→ **WHAT NEEDS TO BE DONE**
All of the data should be repeated exactly; pictures are not part of the copy.

[Extracted data entries]
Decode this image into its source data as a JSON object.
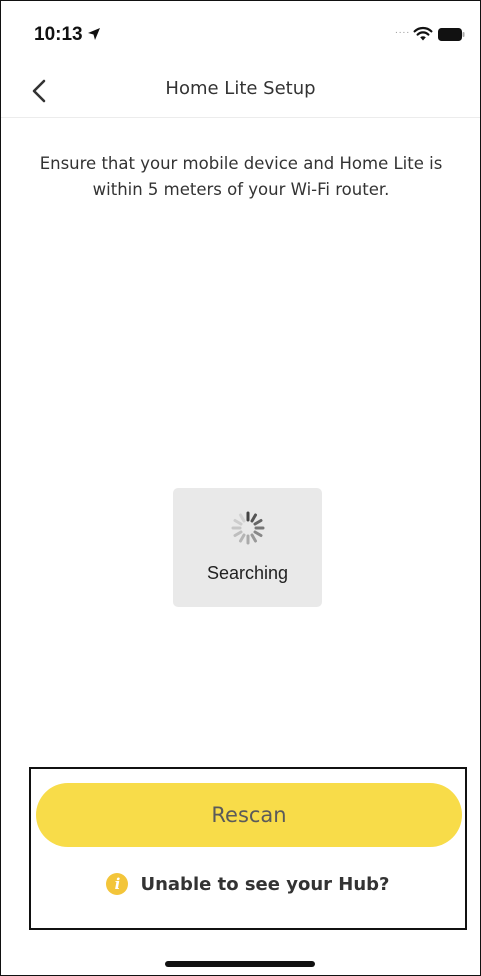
{
  "status_bar": {
    "time": "10:13",
    "location_icon": "location-arrow-icon",
    "signal_text": "....",
    "wifi_icon": "wifi-icon",
    "battery_icon": "battery-icon"
  },
  "nav": {
    "back_icon": "chevron-left-icon",
    "title": "Home Lite Setup"
  },
  "main": {
    "instruction": "Ensure that your mobile device and Home Lite is within 5 meters of your Wi-Fi router.",
    "searching": {
      "icon": "spinner-icon",
      "label": "Searching"
    }
  },
  "actions": {
    "rescan_label": "Rescan",
    "help_icon": "info-icon",
    "help_icon_glyph": "i",
    "help_label": "Unable to see your Hub?"
  },
  "colors": {
    "accent_yellow": "#f8dc49",
    "info_yellow": "#f3c53a",
    "hud_background": "#e9e9e9"
  }
}
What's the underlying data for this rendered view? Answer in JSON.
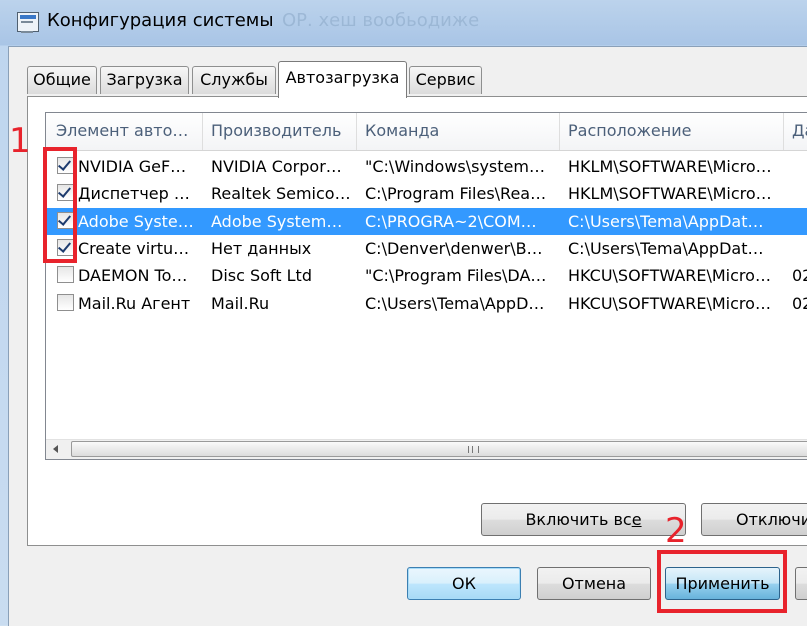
{
  "window": {
    "title": "Конфигурация системы",
    "title_ghost": "ОР. хеш вообьодиже"
  },
  "tabs": [
    {
      "label": "Общие",
      "active": false
    },
    {
      "label": "Загрузка",
      "active": false
    },
    {
      "label": "Службы",
      "active": false
    },
    {
      "label": "Автозагрузка",
      "active": true
    },
    {
      "label": "Сервис",
      "active": false
    }
  ],
  "startup_list": {
    "columns": [
      "Элемент авто…",
      "Производитель",
      "Команда",
      "Расположение",
      "Да"
    ],
    "rows": [
      {
        "checked": true,
        "selected": false,
        "item": "NVIDIA GeF…",
        "maker": "NVIDIA Corpor…",
        "command": "\"C:\\Windows\\system…",
        "location": "HKLM\\SOFTWARE\\Micro…",
        "date": ""
      },
      {
        "checked": true,
        "selected": false,
        "item": "Диспетчер …",
        "maker": "Realtek Semico…",
        "command": "C:\\Program Files\\Rea…",
        "location": "HKLM\\SOFTWARE\\Micro…",
        "date": ""
      },
      {
        "checked": true,
        "selected": true,
        "item": "Adobe Syste…",
        "maker": "Adobe System…",
        "command": "C:\\PROGRA~2\\COM…",
        "location": "C:\\Users\\Tema\\AppDat…",
        "date": ""
      },
      {
        "checked": true,
        "selected": false,
        "item": "Create virtu…",
        "maker": "Нет данных",
        "command": "C:\\Denver\\denwer\\B…",
        "location": "C:\\Users\\Tema\\AppDat…",
        "date": ""
      },
      {
        "checked": false,
        "selected": false,
        "item": "DAEMON To…",
        "maker": "Disc Soft Ltd",
        "command": "\"C:\\Program Files\\DA…",
        "location": "HKCU\\SOFTWARE\\Micro…",
        "date": "02"
      },
      {
        "checked": false,
        "selected": false,
        "item": "Mail.Ru Агент",
        "maker": "Mail.Ru",
        "command": "C:\\Users\\Tema\\AppD…",
        "location": "HKCU\\SOFTWARE\\Micro…",
        "date": "02"
      }
    ],
    "scrollbar_grip": "III"
  },
  "panel_buttons": {
    "enable_all": "Включить все",
    "disable_all": "Отключить все"
  },
  "dialog_buttons": {
    "ok": "ОК",
    "cancel": "Отмена",
    "apply": "Применить"
  },
  "annotations": {
    "one": "1",
    "two": "2",
    "color": "#e8232c"
  },
  "colors": {
    "selection": "#3399ff",
    "header_text": "#4c607a"
  }
}
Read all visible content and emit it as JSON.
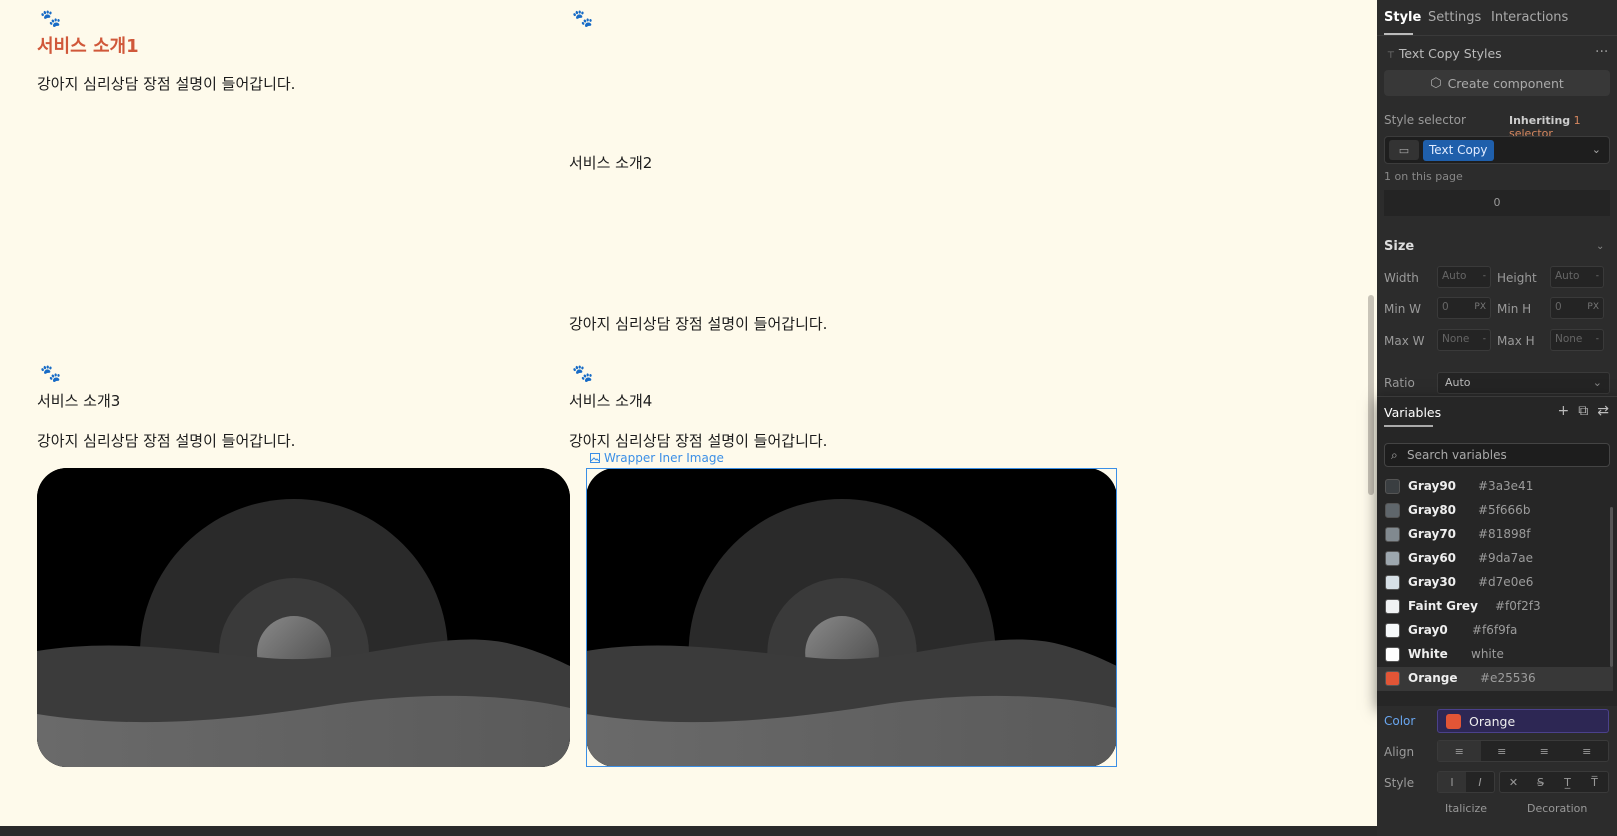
{
  "canvas": {
    "card1": {
      "icon": "paw-icon",
      "title": "서비스 소개1",
      "desc": "강아지 심리상담 장점 설명이 들어갑니다."
    },
    "card2": {
      "icon": "paw-icon",
      "title": "서비스 소개2",
      "desc": "강아지 심리상담 장점 설명이 들어갑니다."
    },
    "card3": {
      "icon": "paw-icon",
      "title": "서비스 소개3",
      "desc": "강아지 심리상담 장점 설명이 들어갑니다."
    },
    "card4": {
      "icon": "paw-icon",
      "title": "서비스 소개4",
      "desc": "강아지 심리상담 장점 설명이 들어갑니다."
    },
    "selection_label": "Wrapper Iner Image",
    "title_color": "#d0583a"
  },
  "panel": {
    "tabs": [
      "Style",
      "Settings",
      "Interactions"
    ],
    "active_tab": "Style",
    "text_copy_styles": "Text Copy Styles",
    "more": "···",
    "create_component": "Create component",
    "style_selector_label": "Style selector",
    "inheriting": "Inheriting",
    "inheriting_count": "1 selector",
    "selector_chip": "Text Copy",
    "on_this_page": "1 on this page",
    "zero_value": "0",
    "size": {
      "heading": "Size",
      "width_label": "Width",
      "width_value": "Auto",
      "width_unit": "-",
      "height_label": "Height",
      "height_value": "Auto",
      "height_unit": "-",
      "minw_label": "Min W",
      "minw_value": "0",
      "minw_unit": "PX",
      "minh_label": "Min H",
      "minh_value": "0",
      "minh_unit": "PX",
      "maxw_label": "Max W",
      "maxw_value": "None",
      "maxw_unit": "-",
      "maxh_label": "Max H",
      "maxh_value": "None",
      "maxh_unit": "-",
      "ratio_label": "Ratio",
      "ratio_value": "Auto"
    },
    "variables": {
      "title": "Variables",
      "search_placeholder": "Search variables",
      "items": [
        {
          "name": "Gray90",
          "value": "#3a3e41",
          "color": "#3a3e41"
        },
        {
          "name": "Gray80",
          "value": "#5f666b",
          "color": "#5f666b"
        },
        {
          "name": "Gray70",
          "value": "#81898f",
          "color": "#81898f"
        },
        {
          "name": "Gray60",
          "value": "#9da7ae",
          "color": "#9da7ae"
        },
        {
          "name": "Gray30",
          "value": "#d7e0e6",
          "color": "#d7e0e6"
        },
        {
          "name": "Faint Grey",
          "value": "#f0f2f3",
          "color": "#f0f2f3"
        },
        {
          "name": "Gray0",
          "value": "#f6f9fa",
          "color": "#f6f9fa"
        },
        {
          "name": "White",
          "value": "white",
          "color": "#ffffff"
        },
        {
          "name": "Orange",
          "value": "#e25536",
          "color": "#e25536"
        }
      ]
    },
    "typography": {
      "color_label": "Color",
      "color_value": "Orange",
      "align_label": "Align",
      "style_label": "Style",
      "italicize": "Italicize",
      "decoration": "Decoration"
    }
  }
}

→ **COMPLETE ANSWER**
Decode this image into its source data as a JSON object.
{
  "status_bar": {
    "time": "10:13",
    "location_icon": "location-arrow-icon",
    "signal_text": "....",
    "wifi_icon": "wifi-icon",
    "battery_icon": "battery-icon"
  },
  "nav": {
    "back_icon": "chevron-left-icon",
    "title": "Home Lite Setup"
  },
  "main": {
    "instruction": "Ensure that your mobile device and Home Lite is within 5 meters of your Wi-Fi router.",
    "searching": {
      "icon": "spinner-icon",
      "label": "Searching"
    }
  },
  "actions": {
    "rescan_label": "Rescan",
    "help_icon": "info-icon",
    "help_icon_glyph": "i",
    "help_label": "Unable to see your Hub?"
  },
  "colors": {
    "accent_yellow": "#f8dc49",
    "info_yellow": "#f3c53a",
    "hud_background": "#e9e9e9"
  }
}
What's the underlying data for this rendered view? Answer in JSON.
{
  "window": {
    "title": "Конфигурация системы",
    "title_ghost": "ОР. хеш вообьодиже"
  },
  "tabs": [
    {
      "label": "Общие",
      "active": false
    },
    {
      "label": "Загрузка",
      "active": false
    },
    {
      "label": "Службы",
      "active": false
    },
    {
      "label": "Автозагрузка",
      "active": true
    },
    {
      "label": "Сервис",
      "active": false
    }
  ],
  "startup_list": {
    "columns": [
      "Элемент авто…",
      "Производитель",
      "Команда",
      "Расположение",
      "Да"
    ],
    "rows": [
      {
        "checked": true,
        "selected": false,
        "item": "NVIDIA GeF…",
        "maker": "NVIDIA Corpor…",
        "command": "\"C:\\Windows\\system…",
        "location": "HKLM\\SOFTWARE\\Micro…",
        "date": ""
      },
      {
        "checked": true,
        "selected": false,
        "item": "Диспетчер …",
        "maker": "Realtek Semico…",
        "command": "C:\\Program Files\\Rea…",
        "location": "HKLM\\SOFTWARE\\Micro…",
        "date": ""
      },
      {
        "checked": true,
        "selected": true,
        "item": "Adobe Syste…",
        "maker": "Adobe System…",
        "command": "C:\\PROGRA~2\\COM…",
        "location": "C:\\Users\\Tema\\AppDat…",
        "date": ""
      },
      {
        "checked": true,
        "selected": false,
        "item": "Create virtu…",
        "maker": "Нет данных",
        "command": "C:\\Denver\\denwer\\B…",
        "location": "C:\\Users\\Tema\\AppDat…",
        "date": ""
      },
      {
        "checked": false,
        "selected": false,
        "item": "DAEMON To…",
        "maker": "Disc Soft Ltd",
        "command": "\"C:\\Program Files\\DA…",
        "location": "HKCU\\SOFTWARE\\Micro…",
        "date": "02"
      },
      {
        "checked": false,
        "selected": false,
        "item": "Mail.Ru Агент",
        "maker": "Mail.Ru",
        "command": "C:\\Users\\Tema\\AppD…",
        "location": "HKCU\\SOFTWARE\\Micro…",
        "date": "02"
      }
    ],
    "scrollbar_grip": "III"
  },
  "panel_buttons": {
    "enable_all": "Включить все",
    "disable_all": "Отключить все"
  },
  "dialog_buttons": {
    "ok": "ОК",
    "cancel": "Отмена",
    "apply": "Применить"
  },
  "annotations": {
    "one": "1",
    "two": "2",
    "color": "#e8232c"
  },
  "colors": {
    "selection": "#3399ff",
    "header_text": "#4c607a"
  }
}
Read all visible content and emit it as JSON.
{
  "canvas": {
    "card1": {
      "icon": "paw-icon",
      "title": "서비스 소개1",
      "desc": "강아지 심리상담 장점 설명이 들어갑니다."
    },
    "card2": {
      "icon": "paw-icon",
      "title": "서비스 소개2",
      "desc": "강아지 심리상담 장점 설명이 들어갑니다."
    },
    "card3": {
      "icon": "paw-icon",
      "title": "서비스 소개3",
      "desc": "강아지 심리상담 장점 설명이 들어갑니다."
    },
    "card4": {
      "icon": "paw-icon",
      "title": "서비스 소개4",
      "desc": "강아지 심리상담 장점 설명이 들어갑니다."
    },
    "selection_label": "Wrapper Iner Image",
    "title_color": "#d0583a"
  },
  "panel": {
    "tabs": [
      "Style",
      "Settings",
      "Interactions"
    ],
    "active_tab": "Style",
    "text_copy_styles": "Text Copy Styles",
    "more": "···",
    "create_component": "Create component",
    "style_selector_label": "Style selector",
    "inheriting": "Inheriting",
    "inheriting_count": "1 selector",
    "selector_chip": "Text Copy",
    "on_this_page": "1 on this page",
    "zero_value": "0",
    "size": {
      "heading": "Size",
      "width_label": "Width",
      "width_value": "Auto",
      "width_unit": "-",
      "height_label": "Height",
      "height_value": "Auto",
      "height_unit": "-",
      "minw_label": "Min W",
      "minw_value": "0",
      "minw_unit": "PX",
      "minh_label": "Min H",
      "minh_value": "0",
      "minh_unit": "PX",
      "maxw_label": "Max W",
      "maxw_value": "None",
      "maxw_unit": "-",
      "maxh_label": "Max H",
      "maxh_value": "None",
      "maxh_unit": "-",
      "ratio_label": "Ratio",
      "ratio_value": "Auto"
    },
    "variables": {
      "title": "Variables",
      "search_placeholder": "Search variables",
      "items": [
        {
          "name": "Gray90",
          "value": "#3a3e41",
          "color": "#3a3e41"
        },
        {
          "name": "Gray80",
          "value": "#5f666b",
          "color": "#5f666b"
        },
        {
          "name": "Gray70",
          "value": "#81898f",
          "color": "#81898f"
        },
        {
          "name": "Gray60",
          "value": "#9da7ae",
          "color": "#9da7ae"
        },
        {
          "name": "Gray30",
          "value": "#d7e0e6",
          "color": "#d7e0e6"
        },
        {
          "name": "Faint Grey",
          "value": "#f0f2f3",
          "color": "#f0f2f3"
        },
        {
          "name": "Gray0",
          "value": "#f6f9fa",
          "color": "#f6f9fa"
        },
        {
          "name": "White",
          "value": "white",
          "color": "#ffffff"
        },
        {
          "name": "Orange",
          "value": "#e25536",
          "color": "#e25536"
        }
      ]
    },
    "typography": {
      "color_label": "Color",
      "color_value": "Orange",
      "align_label": "Align",
      "style_label": "Style",
      "italicize": "Italicize",
      "decoration": "Decoration"
    }
  }
}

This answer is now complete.